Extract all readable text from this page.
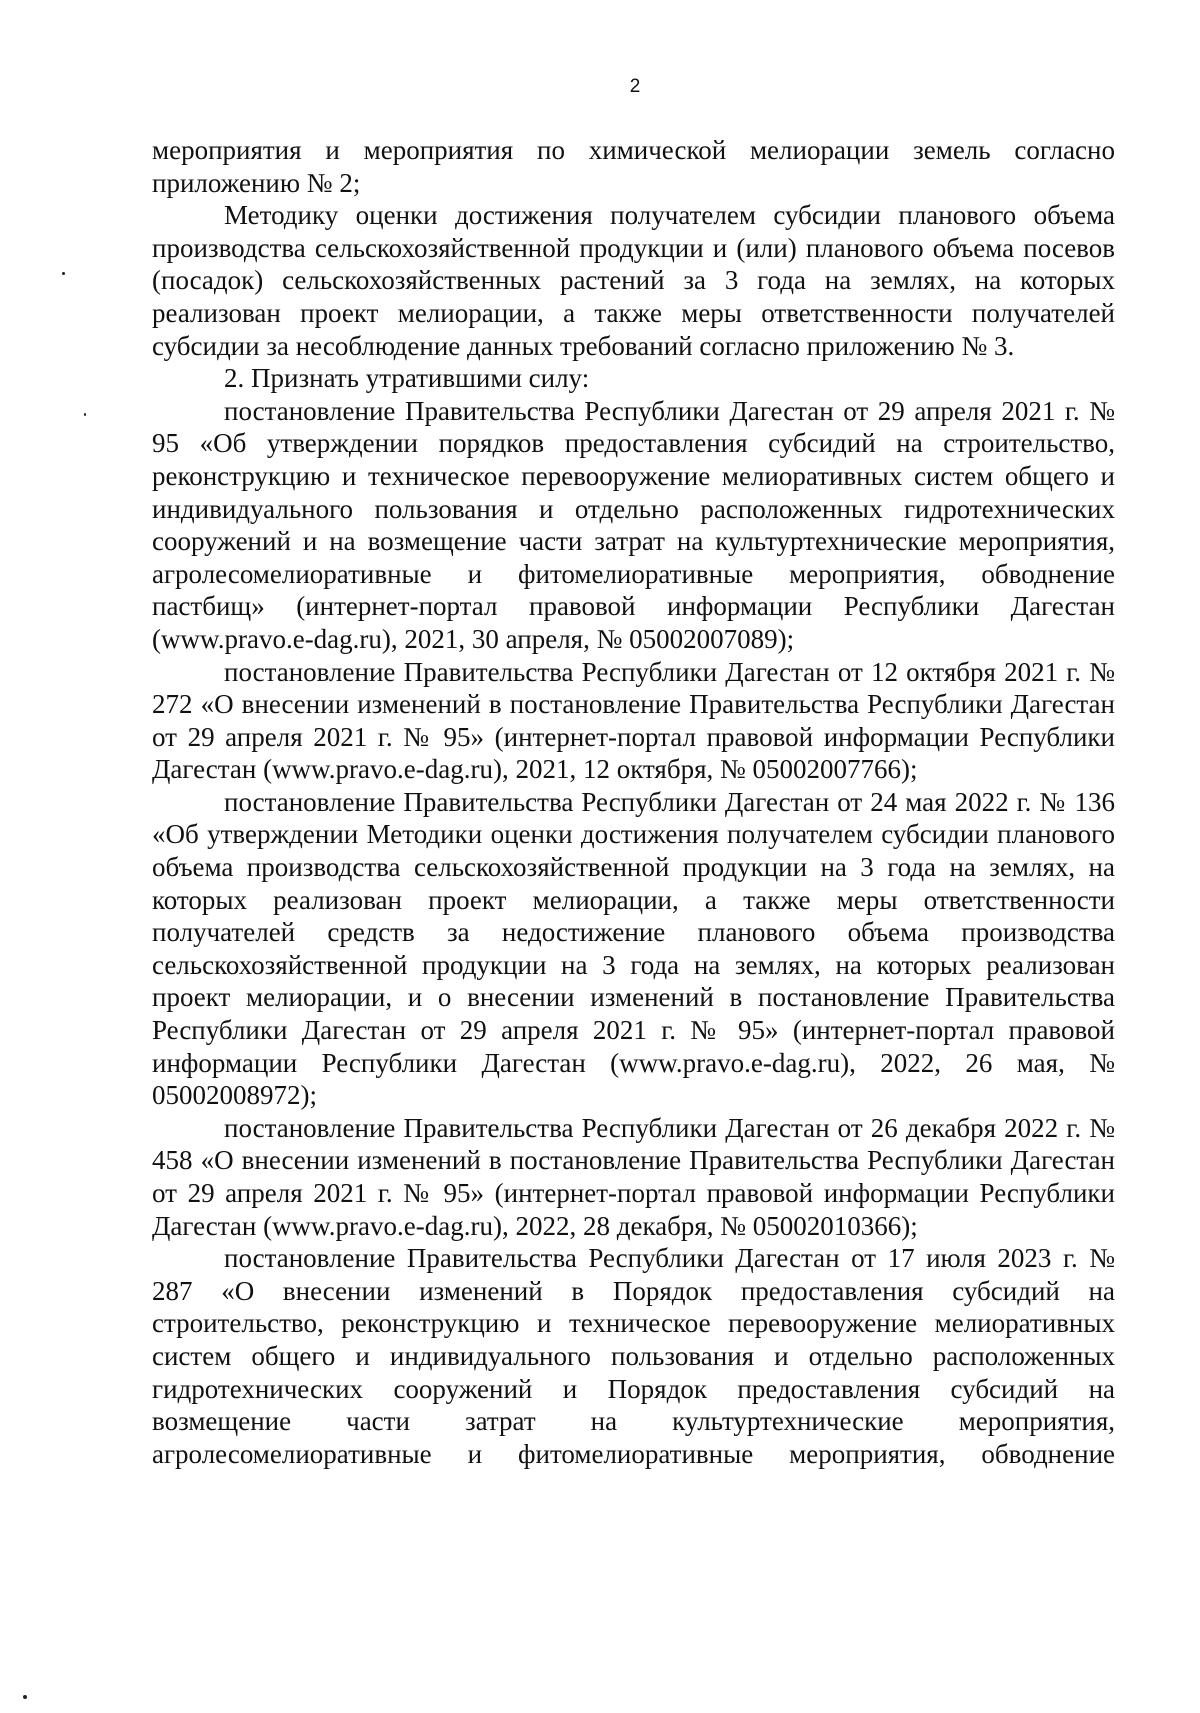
2

мероприятия и мероприятия по химической мелиорации земель согласно приложению № 2;

Методику оценки достижения получателем субсидии планового объема производства сельскохозяйственной продукции и (или) планового объема посевов (посадок) сельскохозяйственных растений за 3 года на землях, на которых реализован проект мелиорации, а также меры ответственности получателей субсидии за несоблюдение данных требований согласно приложению № 3.

2. Признать утратившими силу:

постановление Правительства Республики Дагестан от 29 апреля 2021 г. № 95 «Об утверждении порядков предоставления субсидий на строительство, реконструкцию и техническое перевооружение мелиоративных систем общего и индивидуального пользования и отдельно расположенных гидротехнических сооружений и на возмещение части затрат на культуртехнические мероприятия, агролесомелиоративные и фитомелиоративные мероприятия, обводнение пастбищ» (интернет-портал правовой информации Республики Дагестан (www.pravo.e-dag.ru), 2021, 30 апреля, № 05002007089);

постановление Правительства Республики Дагестан от 12 октября 2021 г. № 272 «О внесении изменений в постановление Правительства Республики Дагестан от 29 апреля 2021 г. № 95» (интернет-портал правовой информации Республики Дагестан (www.pravo.e-dag.ru), 2021, 12 октября, № 05002007766);

постановление Правительства Республики Дагестан от 24 мая 2022 г. № 136 «Об утверждении Методики оценки достижения получателем субсидии планового объема производства сельскохозяйственной продукции на 3 года на землях, на которых реализован проект мелиорации, а также меры ответственности получателей средств за недостижение планового объема производства сельскохозяйственной продукции на 3 года на землях, на которых реализован проект мелиорации, и о внесении изменений в постановление Правительства Республики Дагестан от 29 апреля 2021 г. № 95» (интернет-портал правовой информации Республики Дагестан (www.pravo.e-dag.ru), 2022, 26 мая, № 05002008972);

постановление Правительства Республики Дагестан от 26 декабря 2022 г. № 458 «О внесении изменений в постановление Правительства Республики Дагестан от 29 апреля 2021 г. № 95» (интернет-портал правовой информации Республики Дагестан (www.pravo.e-dag.ru), 2022, 28 декабря, № 05002010366);

постановление Правительства Республики Дагестан от 17 июля 2023 г. № 287 «О внесении изменений в Порядок предоставления субсидий на строительство, реконструкцию и техническое перевооружение мелиоративных систем общего и индивидуального пользования и отдельно расположенных гидротехнических сооружений и Порядок предоставления субсидий на возмещение части затрат на культуртехнические мероприятия, агролесомелиоративные и фитомелиоративные мероприятия, обводнение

-*-*-

Stated task
Set down every entry word for word, but omit the pictures.

Solution to this exercise
Extract all readable text from this page.
2

мероприятия и мероприятия по химической мелиорации земель согласно приложению № 2;

Методику оценки достижения получателем субсидии планового объема производства сельскохозяйственной продукции и (или) планового объема посевов (посадок) сельскохозяйственных растений за 3 года на землях, на которых реализован проект мелиорации, а также меры ответственности получателей субсидии за несоблюдение данных требований согласно приложению № 3.

2. Признать утратившими силу:

постановление Правительства Республики Дагестан от 29 апреля 2021 г. № 95 «Об утверждении порядков предоставления субсидий на строительство, реконструкцию и техническое перевооружение мелиоративных систем общего и индивидуального пользования и отдельно расположенных гидротехнических сооружений и на возмещение части затрат на культуртехнические мероприятия, агролесомелиоративные и фитомелиоративные мероприятия, обводнение пастбищ» (интернет-портал правовой информации Республики Дагестан (www.pravo.e-dag.ru), 2021, 30 апреля, № 05002007089);

постановление Правительства Республики Дагестан от 12 октября 2021 г. № 272 «О внесении изменений в постановление Правительства Республики Дагестан от 29 апреля 2021 г. № 95» (интернет-портал правовой информации Республики Дагестан (www.pravo.e-dag.ru), 2021, 12 октября, № 05002007766);

постановление Правительства Республики Дагестан от 24 мая 2022 г. № 136 «Об утверждении Методики оценки достижения получателем субсидии планового объема производства сельскохозяйственной продукции на 3 года на землях, на которых реализован проект мелиорации, а также меры ответственности получателей средств за недостижение планового объема производства сельскохозяйственной продукции на 3 года на землях, на которых реализован проект мелиорации, и о внесении изменений в постановление Правительства Республики Дагестан от 29 апреля 2021 г. № 95» (интернет-портал правовой информации Республики Дагестан (www.pravo.e-dag.ru), 2022, 26 мая, № 05002008972);

постановление Правительства Республики Дагестан от 26 декабря 2022 г. № 458 «О внесении изменений в постановление Правительства Республики Дагестан от 29 апреля 2021 г. № 95» (интернет-портал правовой информации Республики Дагестан (www.pravo.e-dag.ru), 2022, 28 декабря, № 05002010366);

постановление Правительства Республики Дагестан от 17 июля 2023 г. № 287 «О внесении изменений в Порядок предоставления субсидий на строительство, реконструкцию и техническое перевооружение мелиоративных систем общего и индивидуального пользования и отдельно расположенных гидротехнических сооружений и Порядок предоставления субсидий на возмещение части затрат на культуртехнические мероприятия, агролесомелиоративные и фитомелиоративные мероприятия, обводнение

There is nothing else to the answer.